● Task brief:
Print each line exactly as it is given.

● Given entries:

____________

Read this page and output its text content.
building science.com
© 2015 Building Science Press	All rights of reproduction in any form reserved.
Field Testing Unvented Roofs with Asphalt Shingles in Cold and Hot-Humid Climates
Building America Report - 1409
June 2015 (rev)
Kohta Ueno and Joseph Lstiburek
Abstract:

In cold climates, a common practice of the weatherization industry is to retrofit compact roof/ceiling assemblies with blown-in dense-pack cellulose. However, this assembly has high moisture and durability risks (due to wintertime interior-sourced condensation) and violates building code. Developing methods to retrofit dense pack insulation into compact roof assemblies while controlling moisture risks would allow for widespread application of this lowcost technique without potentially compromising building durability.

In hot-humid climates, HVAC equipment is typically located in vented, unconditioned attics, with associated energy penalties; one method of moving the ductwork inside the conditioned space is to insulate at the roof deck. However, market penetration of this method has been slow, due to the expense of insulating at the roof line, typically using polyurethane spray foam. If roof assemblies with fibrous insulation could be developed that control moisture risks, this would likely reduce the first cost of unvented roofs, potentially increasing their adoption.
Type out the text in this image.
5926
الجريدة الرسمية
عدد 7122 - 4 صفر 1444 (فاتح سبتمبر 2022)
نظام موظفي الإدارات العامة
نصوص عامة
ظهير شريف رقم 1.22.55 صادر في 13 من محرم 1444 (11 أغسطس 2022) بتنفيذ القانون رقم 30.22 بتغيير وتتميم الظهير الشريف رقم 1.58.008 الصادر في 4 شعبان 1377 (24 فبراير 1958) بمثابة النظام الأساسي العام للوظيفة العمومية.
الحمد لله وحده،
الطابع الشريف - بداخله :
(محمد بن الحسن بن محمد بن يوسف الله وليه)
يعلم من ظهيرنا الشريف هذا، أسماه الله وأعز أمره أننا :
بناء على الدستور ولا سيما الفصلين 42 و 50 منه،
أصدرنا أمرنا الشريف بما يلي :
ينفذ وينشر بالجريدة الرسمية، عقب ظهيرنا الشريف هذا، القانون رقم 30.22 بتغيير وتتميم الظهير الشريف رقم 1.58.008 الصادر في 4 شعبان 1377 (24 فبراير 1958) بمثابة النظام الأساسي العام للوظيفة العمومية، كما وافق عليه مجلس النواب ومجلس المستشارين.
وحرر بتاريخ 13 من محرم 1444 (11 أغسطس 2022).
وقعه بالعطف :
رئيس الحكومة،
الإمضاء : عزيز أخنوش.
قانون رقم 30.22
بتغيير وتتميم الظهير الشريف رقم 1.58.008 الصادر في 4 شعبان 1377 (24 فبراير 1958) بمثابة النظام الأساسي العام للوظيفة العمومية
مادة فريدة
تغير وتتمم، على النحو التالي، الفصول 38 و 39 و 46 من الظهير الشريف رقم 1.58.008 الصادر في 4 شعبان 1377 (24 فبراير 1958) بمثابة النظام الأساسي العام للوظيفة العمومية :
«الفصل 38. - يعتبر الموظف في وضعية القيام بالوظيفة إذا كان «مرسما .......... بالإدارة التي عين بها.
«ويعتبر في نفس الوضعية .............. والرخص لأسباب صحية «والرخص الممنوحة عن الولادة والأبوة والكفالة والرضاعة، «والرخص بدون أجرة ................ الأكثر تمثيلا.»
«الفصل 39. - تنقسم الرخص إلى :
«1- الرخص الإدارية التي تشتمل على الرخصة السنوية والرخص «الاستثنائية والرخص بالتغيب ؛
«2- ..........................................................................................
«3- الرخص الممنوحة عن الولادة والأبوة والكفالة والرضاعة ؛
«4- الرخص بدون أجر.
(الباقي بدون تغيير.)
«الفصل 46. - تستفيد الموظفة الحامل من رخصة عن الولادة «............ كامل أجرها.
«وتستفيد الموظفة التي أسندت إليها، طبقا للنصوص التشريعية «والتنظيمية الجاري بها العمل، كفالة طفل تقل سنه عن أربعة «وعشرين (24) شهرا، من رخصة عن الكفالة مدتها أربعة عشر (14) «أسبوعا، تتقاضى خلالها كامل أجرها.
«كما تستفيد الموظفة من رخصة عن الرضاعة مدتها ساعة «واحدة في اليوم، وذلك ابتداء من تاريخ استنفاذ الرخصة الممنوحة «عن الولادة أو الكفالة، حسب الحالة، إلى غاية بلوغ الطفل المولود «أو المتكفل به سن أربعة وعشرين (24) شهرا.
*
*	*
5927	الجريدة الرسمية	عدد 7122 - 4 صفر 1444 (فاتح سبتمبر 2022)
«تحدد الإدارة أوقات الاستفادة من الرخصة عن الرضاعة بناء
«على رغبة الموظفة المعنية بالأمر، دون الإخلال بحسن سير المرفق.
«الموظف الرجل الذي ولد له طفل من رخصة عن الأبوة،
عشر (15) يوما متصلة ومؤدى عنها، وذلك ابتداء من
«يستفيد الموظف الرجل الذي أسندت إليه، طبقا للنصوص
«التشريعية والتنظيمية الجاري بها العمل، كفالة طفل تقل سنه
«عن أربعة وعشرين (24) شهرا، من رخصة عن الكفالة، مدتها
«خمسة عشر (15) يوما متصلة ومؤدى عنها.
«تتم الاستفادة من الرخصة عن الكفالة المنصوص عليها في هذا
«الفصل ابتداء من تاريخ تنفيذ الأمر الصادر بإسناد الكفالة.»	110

____________

● Answer for the task:
Read this page and output its text content.
building science.com
© 2015 Building Science Press	All rights of reproduction in any form reserved.
Field Testing Unvented Roofs with Asphalt Shingles in Cold and Hot-Humid Climates
Building America Report - 1409
June 2015 (rev)
Kohta Ueno and Joseph Lstiburek
Abstract:

In cold climates, a common practice of the weatherization industry is to retrofit compact roof/ceiling assemblies with blown-in dense-pack cellulose. However, this assembly has high moisture and durability risks (due to wintertime interior-sourced condensation) and violates building code. Developing methods to retrofit dense pack insulation into compact roof assemblies while controlling moisture risks would allow for widespread application of this lowcost technique without potentially compromising building durability.

In hot-humid climates, HVAC equipment is typically located in vented, unconditioned attics, with associated energy penalties; one method of moving the ductwork inside the conditioned space is to insulate at the roof deck. However, market penetration of this method has been slow, due to the expense of insulating at the roof line, typically using polyurethane spray foam. If roof assemblies with fibrous insulation could be developed that control moisture risks, this would likely reduce the first cost of unvented roofs, potentially increasing their adoption.
Type out the text in this image.
5926
الجريدة الرسمية
عدد 7122 - 4 صفر 1444 (فاتح سبتمبر 2022)
نظام موظفي الإدارات العامة
نصوص عامة
ظهير شريف رقم 1.22.55 صادر في 13 من محرم 1444 (11 أغسطس 2022) بتنفيذ القانون رقم 30.22 بتغيير وتتميم الظهير الشريف رقم 1.58.008 الصادر في 4 شعبان 1377 (24 فبراير 1958) بمثابة النظام الأساسي العام للوظيفة العمومية.
الحمد لله وحده،
الطابع الشريف - بداخله :
(محمد بن الحسن بن محمد بن يوسف الله وليه)
يعلم من ظهيرنا الشريف هذا، أسماه الله وأعز أمره أننا :
بناء على الدستور ولا سيما الفصلين 42 و 50 منه،
أصدرنا أمرنا الشريف بما يلي :
ينفذ وينشر بالجريدة الرسمية، عقب ظهيرنا الشريف هذا، القانون رقم 30.22 بتغيير وتتميم الظهير الشريف رقم 1.58.008 الصادر في 4 شعبان 1377 (24 فبراير 1958) بمثابة النظام الأساسي العام للوظيفة العمومية، كما وافق عليه مجلس النواب ومجلس المستشارين.
وحرر بتاريخ 13 من محرم 1444 (11 أغسطس 2022).
وقعه بالعطف :
رئيس الحكومة،
الإمضاء : عزيز أخنوش.
قانون رقم 30.22
بتغيير وتتميم الظهير الشريف رقم 1.58.008 الصادر في 4 شعبان 1377 (24 فبراير 1958) بمثابة النظام الأساسي العام للوظيفة العمومية
مادة فريدة
تغير وتتمم، على النحو التالي، الفصول 38 و 39 و 46 من الظهير الشريف رقم 1.58.008 الصادر في 4 شعبان 1377 (24 فبراير 1958) بمثابة النظام الأساسي العام للوظيفة العمومية :
«الفصل 38. - يعتبر الموظف في وضعية القيام بالوظيفة إذا كان «مرسما .......... بالإدارة التي عين بها.
«ويعتبر في نفس الوضعية .............. والرخص لأسباب صحية «والرخص الممنوحة عن الولادة والأبوة والكفالة والرضاعة، «والرخص بدون أجرة ................ الأكثر تمثيلا.»
«الفصل 39. - تنقسم الرخص إلى :
«1- الرخص الإدارية التي تشتمل على الرخصة السنوية والرخص «الاستثنائية والرخص بالتغيب ؛
«2- ..........................................................................................
«3- الرخص الممنوحة عن الولادة والأبوة والكفالة والرضاعة ؛
«4- الرخص بدون أجر.
(الباقي بدون تغيير.)
«الفصل 46. - تستفيد الموظفة الحامل من رخصة عن الولادة «............ كامل أجرها.
«وتستفيد الموظفة التي أسندت إليها، طبقا للنصوص التشريعية «والتنظيمية الجاري بها العمل، كفالة طفل تقل سنه عن أربعة «وعشرين (24) شهرا، من رخصة عن الكفالة مدتها أربعة عشر (14) «أسبوعا، تتقاضى خلالها كامل أجرها.
«كما تستفيد الموظفة من رخصة عن الرضاعة مدتها ساعة «واحدة في اليوم، وذلك ابتداء من تاريخ استنفاذ الرخصة الممنوحة «عن الولادة أو الكفالة، حسب الحالة، إلى غاية بلوغ الطفل المولود «أو المتكفل به سن أربعة وعشرين (24) شهرا.
*
*	*
5927	الجريدة الرسمية	عدد 7122 - 4 صفر 1444 (فاتح سبتمبر 2022)
«تحدد الإدارة أوقات الاستفادة من الرخصة عن الرضاعة بناء
«على رغبة الموظفة المعنية بالأمر، دون الإخلال بحسن سير المرفق.
«الموظف الرجل الذي ولد له طفل من رخصة عن الأبوة،
عشر (15) يوما متصلة ومؤدى عنها، وذلك ابتداء من
«يستفيد الموظف الرجل الذي أسندت إليه، طبقا للنصوص
«التشريعية والتنظيمية الجاري بها العمل، كفالة طفل تقل سنه
«عن أربعة وعشرين (24) شهرا، من رخصة عن الكفالة، مدتها
«خمسة عشر (15) يوما متصلة ومؤدى عنها.
«تتم الاستفادة من الرخصة عن الكفالة المنصوص عليها في هذا
«الفصل ابتداء من تاريخ تنفيذ الأمر الصادر بإسناد الكفالة.»	110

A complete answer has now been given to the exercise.